=== Supplied records ===
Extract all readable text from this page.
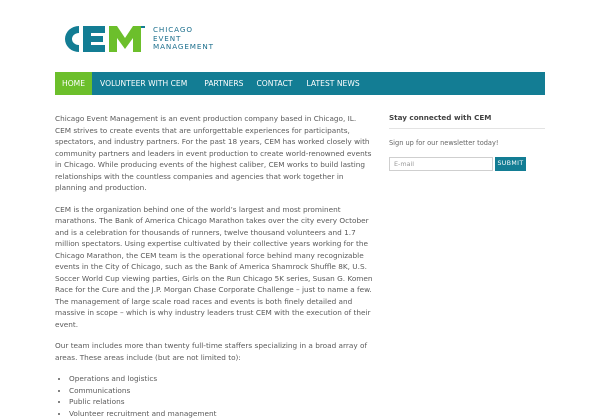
CHICAGO
EVENT
MANAGEMENT
HOME	VOLUNTEER WITH CEM	PARTNERS	CONTACT	LATEST NEWS

Chicago Event Management is an event production company based in Chicago, IL. CEM strives to create events that are unforgettable experiences for participants, spectators, and industry partners. For the past 18 years, CEM has worked closely with community partners and leaders in event production to create world-renowned events in Chicago. While producing events of the highest caliber, CEM works to build lasting relationships with the countless companies and agencies that work together in planning and production.

CEM is the organization behind one of the world’s largest and most prominent marathons. The Bank of America Chicago Marathon takes over the city every October and is a celebration for thousands of runners, twelve thousand volunteers and 1.7 million spectators. Using expertise cultivated by their collective years working for the Chicago Marathon, the CEM team is the operational force behind many recognizable events in the City of Chicago, such as the Bank of America Shamrock Shuffle 8K, U.S. Soccer World Cup viewing parties, Girls on the Run Chicago 5K series, Susan G. Komen Race for the Cure and the J.P. Morgan Chase Corporate Challenge – just to name a few. The management of large scale road races and events is both finely detailed and massive in scope – which is why industry leaders trust CEM with the execution of their event.

Our team includes more than twenty full-time staffers specializing in a broad array of areas. These areas include (but are not limited to):

• Operations and logistics
• Communications
• Public relations
• Volunteer recruitment and management
Stay connected with CEM
Sign up for our newsletter today!
E-mail
SUBMIT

=== What to produce ===
Set down the material above as is, without any pictures.

=== Task result ===
Extract all readable text from this page.
CHICAGO
EVENT
MANAGEMENT
HOME	VOLUNTEER WITH CEM	PARTNERS	CONTACT	LATEST NEWS

Chicago Event Management is an event production company based in Chicago, IL. CEM strives to create events that are unforgettable experiences for participants, spectators, and industry partners. For the past 18 years, CEM has worked closely with community partners and leaders in event production to create world-renowned events in Chicago. While producing events of the highest caliber, CEM works to build lasting relationships with the countless companies and agencies that work together in planning and production.

CEM is the organization behind one of the world’s largest and most prominent marathons. The Bank of America Chicago Marathon takes over the city every October and is a celebration for thousands of runners, twelve thousand volunteers and 1.7 million spectators. Using expertise cultivated by their collective years working for the Chicago Marathon, the CEM team is the operational force behind many recognizable events in the City of Chicago, such as the Bank of America Shamrock Shuffle 8K, U.S. Soccer World Cup viewing parties, Girls on the Run Chicago 5K series, Susan G. Komen Race for the Cure and the J.P. Morgan Chase Corporate Challenge – just to name a few. The management of large scale road races and events is both finely detailed and massive in scope – which is why industry leaders trust CEM with the execution of their event.

Our team includes more than twenty full-time staffers specializing in a broad array of areas. These areas include (but are not limited to):

• Operations and logistics
• Communications
• Public relations
• Volunteer recruitment and management
Stay connected with CEM
Sign up for our newsletter today!
E-mail
SUBMIT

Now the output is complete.